Given instruction
Each line below must be set down exactly; omit any image you find.

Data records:
———

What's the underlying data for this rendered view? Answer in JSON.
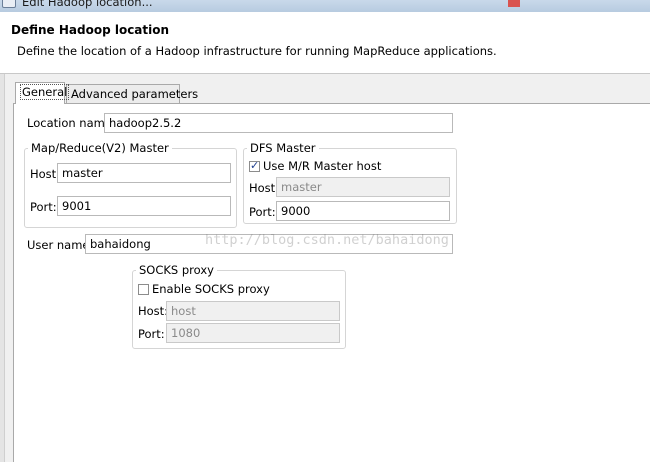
{
  "window": {
    "title": "Edit Hadoop location..."
  },
  "header": {
    "title": "Define Hadoop location",
    "description": "Define the location of a Hadoop infrastructure for running MapReduce applications."
  },
  "tabs": [
    {
      "label": "General",
      "selected": true
    },
    {
      "label": "Advanced parameters",
      "selected": false
    }
  ],
  "general": {
    "location_name_label": "Location name:",
    "location_name_value": "hadoop2.5.2",
    "mapreduce_group": {
      "title": "Map/Reduce(V2) Master",
      "host_label": "Host:",
      "host_value": "master",
      "port_label": "Port:",
      "port_value": "9001"
    },
    "dfs_group": {
      "title": "DFS Master",
      "use_mr_label": "Use M/R Master host",
      "use_mr_checked": true,
      "host_label": "Host:",
      "host_value": "master",
      "port_label": "Port:",
      "port_value": "9000"
    },
    "user_name_label": "User name:",
    "user_name_value": "bahaidong",
    "socks_group": {
      "title": "SOCKS proxy",
      "enable_label": "Enable SOCKS proxy",
      "enable_checked": false,
      "host_label": "Host:",
      "host_value": "host",
      "port_label": "Port:",
      "port_value": "1080"
    }
  },
  "watermark": "http://blog.csdn.net/bahaidong"
}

———

Result
What's the underlying data for this rendered view? Answer in JSON.
{
  "window": {
    "title": "Edit Hadoop location..."
  },
  "header": {
    "title": "Define Hadoop location",
    "description": "Define the location of a Hadoop infrastructure for running MapReduce applications."
  },
  "tabs": [
    {
      "label": "General",
      "selected": true
    },
    {
      "label": "Advanced parameters",
      "selected": false
    }
  ],
  "general": {
    "location_name_label": "Location name:",
    "location_name_value": "hadoop2.5.2",
    "mapreduce_group": {
      "title": "Map/Reduce(V2) Master",
      "host_label": "Host:",
      "host_value": "master",
      "port_label": "Port:",
      "port_value": "9001"
    },
    "dfs_group": {
      "title": "DFS Master",
      "use_mr_label": "Use M/R Master host",
      "use_mr_checked": true,
      "host_label": "Host:",
      "host_value": "master",
      "port_label": "Port:",
      "port_value": "9000"
    },
    "user_name_label": "User name:",
    "user_name_value": "bahaidong",
    "socks_group": {
      "title": "SOCKS proxy",
      "enable_label": "Enable SOCKS proxy",
      "enable_checked": false,
      "host_label": "Host:",
      "host_value": "host",
      "port_label": "Port:",
      "port_value": "1080"
    }
  },
  "watermark": "http://blog.csdn.net/bahaidong"
}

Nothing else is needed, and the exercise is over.